Dataset items:
_ _ _ _
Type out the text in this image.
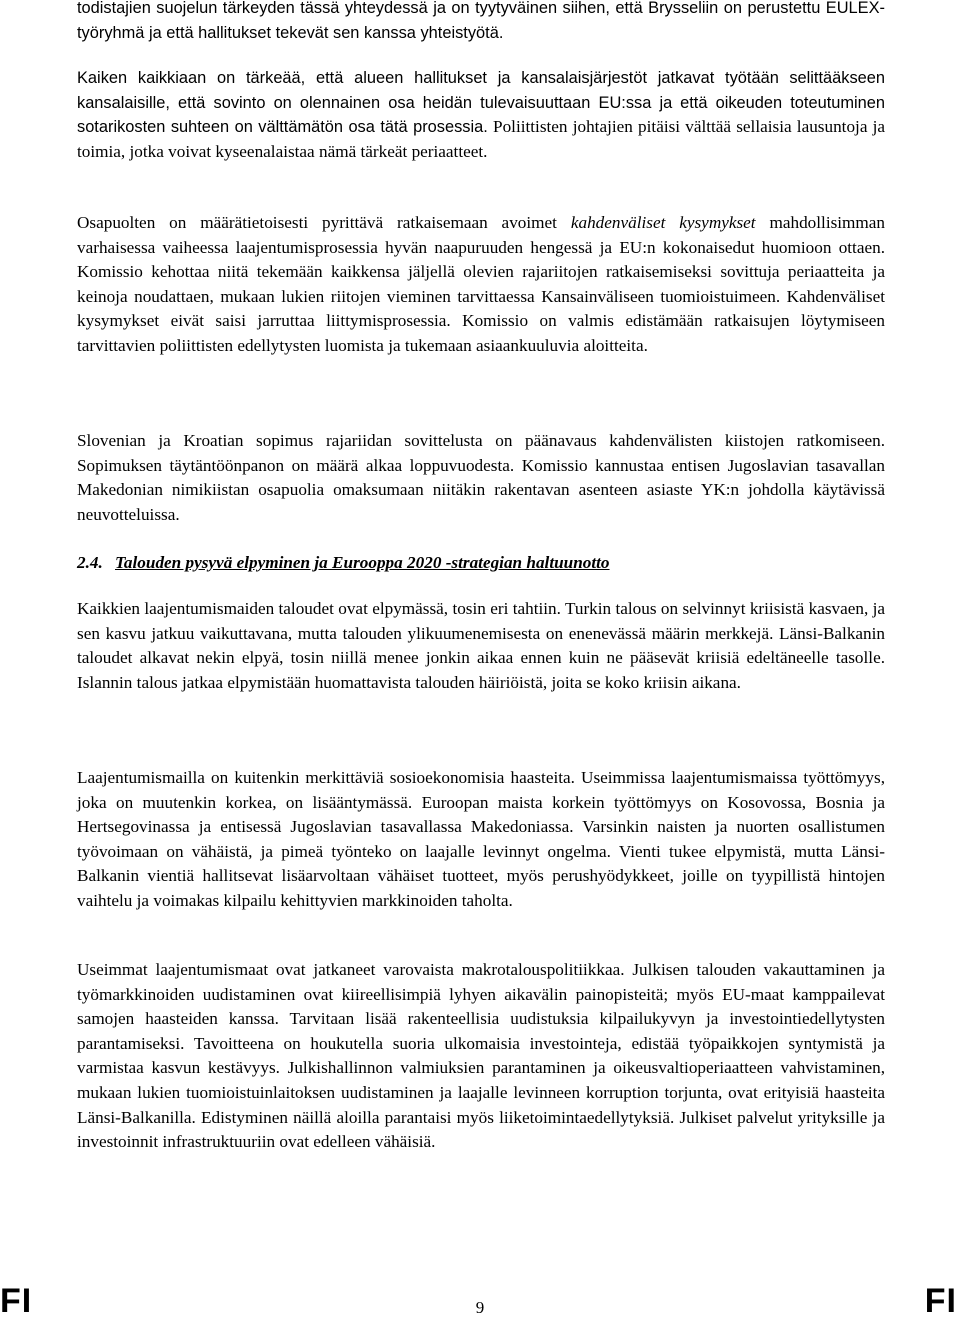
todistajien suojelun tärkeyden tässä yhteydessä ja on tyytyväinen siihen, että Brysseliin on perustettu EULEX-työryhmä ja että hallitukset tekevät sen kanssa yhteistyötä.

Kaiken kaikkiaan on tärkeää, että alueen hallitukset ja kansalaisjärjestöt jatkavat työtään selittääkseen kansalaisille, että sovinto on olennainen osa heidän tulevaisuuttaan EU:ssa ja että oikeuden toteutuminen sotarikosten suhteen on välttämätön osa tätä prosessia. Poliittisten johtajien pitäisi välttää sellaisia lausuntoja ja toimia, jotka voivat kyseenalaistaa nämä tärkeät periaatteet.

Osapuolten on määrätietoisesti pyrittävä ratkaisemaan avoimet kahdenväliset kysymykset mahdollisimman varhaisessa vaiheessa laajentumisprosessia hyvän naapuruuden hengessä ja EU:n kokonaisedut huomioon ottaen. Komissio kehottaa niitä tekemään kaikkensa jäljellä olevien rajariitojen ratkaisemiseksi sovittuja periaatteita ja keinoja noudattaen, mukaan lukien riitojen vieminen tarvittaessa Kansainväliseen tuomioistuimeen. Kahdenväliset kysymykset eivät saisi jarruttaa liittymisprosessia. Komissio on valmis edistämään ratkaisujen löytymiseen tarvittavien poliittisten edellytysten luomista ja tukemaan asiaankuuluvia aloitteita.

Slovenian ja Kroatian sopimus rajariidan sovittelusta on päänavaus kahdenvälisten kiistojen ratkomiseen. Sopimuksen täytäntöönpanon on määrä alkaa loppuvuodesta. Komissio kannustaa entisen Jugoslavian tasavallan Makedonian nimikiistan osapuolia omaksumaan niitäkin rakentavan asenteen asiaste YK:n johdolla käytävissä neuvotteluissa.

2.4. Talouden pysyvä elpyminen ja Eurooppa 2020 -strategian haltuunotto

Kaikkien laajentumismaiden taloudet ovat elpymässä, tosin eri tahtiin. Turkin talous on selvinnyt kriisistä kasvaen, ja sen kasvu jatkuu vaikuttavana, mutta talouden ylikuumenemisesta on enenevässä määrin merkkejä. Länsi-Balkanin taloudet alkavat nekin elpyä, tosin niillä menee jonkin aikaa ennen kuin ne pääsevät kriisiä edeltäneelle tasolle. Islannin talous jatkaa elpymistään huomattavista talouden häiriöistä, joita se koko kriisin aikana.

Laajentumismailla on kuitenkin merkittäviä sosioekonomisia haasteita. Useimmissa laajentumismaissa työttömyys, joka on muutenkin korkea, on lisääntymässä. Euroopan maista korkein työttömyys on Kosovossa, Bosnia ja Hertsegovinassa ja entisessä Jugoslavian tasavallassa Makedoniassa. Varsinkin naisten ja nuorten osallistumen työvoimaan on vähäistä, ja pimeä työnteko on laajalle levinnyt ongelma. Vienti tukee elpymistä, mutta Länsi-Balkanin vientiä hallitsevat lisäarvoltaan vähäiset tuotteet, myös perushyödykkeet, joille on tyypillistä hintojen vaihtelu ja voimakas kilpailu kehittyvien markkinoiden taholta.

Useimmat laajentumismaat ovat jatkaneet varovaista makrotalouspolitiikkaa. Julkisen talouden vakauttaminen ja työmarkkinoiden uudistaminen ovat kiireellisimpiä lyhyen aikavälin painopisteitä; myös EU-maat kamppailevat samojen haasteiden kanssa. Tarvitaan lisää rakenteellisia uudistuksia kilpailukyvyn ja investointiedellytysten parantamiseksi. Tavoitteena on houkutella suoria ulkomaisia investointeja, edistää työpaikkojen syntymistä ja varmistaa kasvun kestävyys. Julkishallinnon valmiuksien parantaminen ja oikeusvaltioperiaatteen vahvistaminen, mukaan lukien tuomioistuinlaitoksen uudistaminen ja laajalle levinneen korruption torjunta, ovat erityisiä haasteita Länsi-Balkanilla. Edistyminen näillä aloilla parantaisi myös liiketoimintaedellytyksiä. Julkiset palvelut yrityksille ja investoinnit infrastruktuuriin ovat edelleen vähäisiä.

FI	9	FI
_ _ _ _
▶ _Set task_
Report only the number of lines in the listing that contain the word "Jugoslavian".

▶ _Final result_
2